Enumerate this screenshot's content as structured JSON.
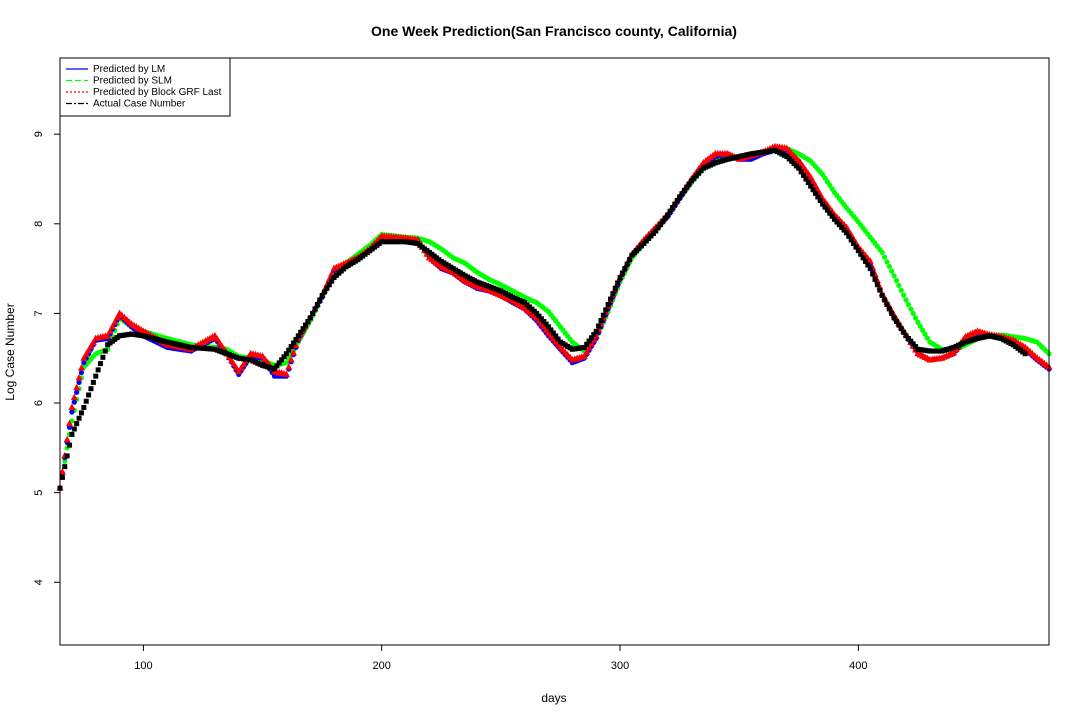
{
  "chart_data": {
    "type": "scatter",
    "title": "One Week Prediction(San Francisco county, California)",
    "xlabel": "days",
    "ylabel": "Log Case Number",
    "xlim": [
      65,
      480
    ],
    "ylim": [
      3.3,
      9.85
    ],
    "x_ticks": [
      100,
      200,
      300,
      400
    ],
    "y_ticks": [
      4,
      5,
      6,
      7,
      8,
      9
    ],
    "grid": false,
    "legend_position": "top-left",
    "legend": [
      {
        "label": "Predicted by LM",
        "color": "#0000ff",
        "dash": "solid"
      },
      {
        "label": "Predicted by SLM",
        "color": "#00ff00",
        "dash": "dashed"
      },
      {
        "label": "Predicted by Block GRF Last",
        "color": "#ff0000",
        "dash": "dotted"
      },
      {
        "label": "Actual Case Number",
        "color": "#000000",
        "dash": "dashdot"
      }
    ],
    "series": [
      {
        "name": "Actual Case Number",
        "color": "#000000",
        "marker": "square",
        "x": [
          65,
          70,
          75,
          80,
          85,
          90,
          95,
          100,
          110,
          120,
          130,
          135,
          140,
          145,
          150,
          155,
          160,
          165,
          170,
          175,
          180,
          185,
          190,
          195,
          200,
          210,
          215,
          220,
          225,
          230,
          235,
          240,
          245,
          250,
          255,
          260,
          265,
          270,
          275,
          280,
          285,
          290,
          295,
          300,
          305,
          310,
          315,
          320,
          325,
          330,
          335,
          340,
          345,
          350,
          355,
          360,
          365,
          370,
          375,
          380,
          385,
          390,
          395,
          400,
          405,
          410,
          415,
          420,
          425,
          430,
          435,
          440,
          445,
          450,
          455,
          460,
          465,
          470
        ],
        "y": [
          5.05,
          5.65,
          5.95,
          6.3,
          6.65,
          6.75,
          6.77,
          6.75,
          6.68,
          6.62,
          6.6,
          6.55,
          6.5,
          6.48,
          6.42,
          6.38,
          6.55,
          6.75,
          6.95,
          7.2,
          7.4,
          7.52,
          7.6,
          7.7,
          7.8,
          7.8,
          7.78,
          7.68,
          7.58,
          7.5,
          7.42,
          7.35,
          7.3,
          7.25,
          7.18,
          7.12,
          7.0,
          6.85,
          6.68,
          6.6,
          6.62,
          6.8,
          7.1,
          7.4,
          7.65,
          7.78,
          7.92,
          8.1,
          8.3,
          8.48,
          8.62,
          8.68,
          8.72,
          8.75,
          8.78,
          8.8,
          8.82,
          8.75,
          8.62,
          8.42,
          8.22,
          8.05,
          7.9,
          7.7,
          7.5,
          7.2,
          6.95,
          6.75,
          6.6,
          6.58,
          6.58,
          6.62,
          6.68,
          6.72,
          6.75,
          6.72,
          6.65,
          6.55
        ]
      },
      {
        "name": "Predicted by SLM",
        "color": "#00ff00",
        "marker": "circle",
        "x": [
          65,
          70,
          75,
          80,
          85,
          90,
          95,
          100,
          110,
          120,
          130,
          135,
          140,
          145,
          150,
          155,
          160,
          165,
          170,
          175,
          180,
          185,
          190,
          195,
          200,
          210,
          215,
          220,
          225,
          230,
          235,
          240,
          245,
          250,
          255,
          260,
          265,
          270,
          275,
          280,
          285,
          290,
          295,
          300,
          305,
          310,
          315,
          320,
          325,
          330,
          335,
          340,
          345,
          350,
          355,
          360,
          365,
          370,
          375,
          380,
          385,
          390,
          395,
          400,
          405,
          410,
          415,
          420,
          425,
          430,
          435,
          440,
          445,
          450,
          455,
          460,
          465,
          470,
          475,
          480
        ],
        "y": [
          5.05,
          5.8,
          6.4,
          6.55,
          6.6,
          6.95,
          6.85,
          6.8,
          6.72,
          6.65,
          6.62,
          6.6,
          6.52,
          6.5,
          6.48,
          6.42,
          6.45,
          6.68,
          6.92,
          7.18,
          7.42,
          7.56,
          7.66,
          7.76,
          7.88,
          7.85,
          7.84,
          7.8,
          7.72,
          7.62,
          7.56,
          7.46,
          7.38,
          7.32,
          7.25,
          7.18,
          7.12,
          7.02,
          6.85,
          6.68,
          6.58,
          6.72,
          7.02,
          7.35,
          7.62,
          7.78,
          7.92,
          8.08,
          8.28,
          8.46,
          8.62,
          8.7,
          8.72,
          8.74,
          8.76,
          8.8,
          8.83,
          8.84,
          8.78,
          8.7,
          8.55,
          8.35,
          8.18,
          8.02,
          7.85,
          7.68,
          7.42,
          7.15,
          6.9,
          6.68,
          6.6,
          6.58,
          6.65,
          6.72,
          6.75,
          6.76,
          6.74,
          6.72,
          6.68,
          6.55
        ]
      },
      {
        "name": "Predicted by LM",
        "color": "#0000ff",
        "marker": "circle",
        "x": [
          65,
          70,
          75,
          80,
          85,
          90,
          95,
          100,
          110,
          120,
          130,
          135,
          140,
          145,
          150,
          155,
          160,
          165,
          170,
          175,
          180,
          185,
          190,
          195,
          200,
          210,
          215,
          220,
          225,
          230,
          235,
          240,
          245,
          250,
          255,
          260,
          265,
          270,
          275,
          280,
          285,
          290,
          295,
          300,
          305,
          310,
          315,
          320,
          325,
          330,
          335,
          340,
          345,
          350,
          355,
          360,
          365,
          370,
          375,
          380,
          385,
          390,
          395,
          400,
          405,
          410,
          415,
          420,
          425,
          430,
          435,
          440,
          445,
          450,
          455,
          460,
          465,
          470,
          475,
          480
        ],
        "y": [
          5.05,
          5.9,
          6.45,
          6.7,
          6.72,
          6.98,
          6.85,
          6.75,
          6.62,
          6.58,
          6.72,
          6.55,
          6.32,
          6.52,
          6.5,
          6.3,
          6.3,
          6.7,
          6.95,
          7.18,
          7.48,
          7.55,
          7.62,
          7.7,
          7.85,
          7.8,
          7.82,
          7.62,
          7.5,
          7.45,
          7.35,
          7.28,
          7.25,
          7.2,
          7.12,
          7.05,
          6.92,
          6.75,
          6.6,
          6.45,
          6.5,
          6.72,
          7.05,
          7.38,
          7.65,
          7.8,
          7.95,
          8.08,
          8.28,
          8.48,
          8.65,
          8.75,
          8.78,
          8.72,
          8.72,
          8.78,
          8.82,
          8.8,
          8.7,
          8.5,
          8.25,
          8.08,
          7.95,
          7.72,
          7.55,
          7.2,
          6.95,
          6.75,
          6.55,
          6.48,
          6.5,
          6.55,
          6.72,
          6.78,
          6.75,
          6.72,
          6.68,
          6.6,
          6.48,
          6.38
        ]
      },
      {
        "name": "Predicted by Block GRF Last",
        "color": "#ff0000",
        "marker": "triangle",
        "x": [
          65,
          70,
          75,
          80,
          85,
          90,
          95,
          100,
          110,
          120,
          130,
          135,
          140,
          145,
          150,
          155,
          160,
          165,
          170,
          175,
          180,
          185,
          190,
          195,
          200,
          210,
          215,
          220,
          225,
          230,
          235,
          240,
          245,
          250,
          255,
          260,
          265,
          270,
          275,
          280,
          285,
          290,
          295,
          300,
          305,
          310,
          315,
          320,
          325,
          330,
          335,
          340,
          345,
          350,
          355,
          360,
          365,
          370,
          375,
          380,
          385,
          390,
          395,
          400,
          405,
          410,
          415,
          420,
          425,
          430,
          435,
          440,
          445,
          450,
          455,
          460,
          465,
          470,
          475,
          480
        ],
        "y": [
          5.05,
          5.95,
          6.5,
          6.72,
          6.75,
          7.0,
          6.88,
          6.8,
          6.65,
          6.6,
          6.75,
          6.55,
          6.35,
          6.55,
          6.52,
          6.35,
          6.32,
          6.72,
          6.95,
          7.2,
          7.5,
          7.56,
          7.62,
          7.72,
          7.86,
          7.84,
          7.82,
          7.62,
          7.52,
          7.46,
          7.36,
          7.3,
          7.26,
          7.2,
          7.14,
          7.06,
          6.95,
          6.78,
          6.62,
          6.48,
          6.52,
          6.75,
          7.08,
          7.4,
          7.66,
          7.82,
          7.96,
          8.1,
          8.3,
          8.5,
          8.68,
          8.78,
          8.78,
          8.72,
          8.76,
          8.8,
          8.86,
          8.84,
          8.7,
          8.52,
          8.28,
          8.1,
          7.96,
          7.74,
          7.58,
          7.22,
          6.98,
          6.76,
          6.55,
          6.48,
          6.5,
          6.56,
          6.74,
          6.8,
          6.76,
          6.74,
          6.7,
          6.62,
          6.5,
          6.4
        ]
      }
    ]
  }
}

☆ ☆ ☆ ☆

PROBLEM TO SOLVE: Keep only the lines that hold the string "marker", and copy them out.

REPLY:
        "marker": "square",
        "marker": "circle",
        "marker": "circle",
        "marker": "triangle",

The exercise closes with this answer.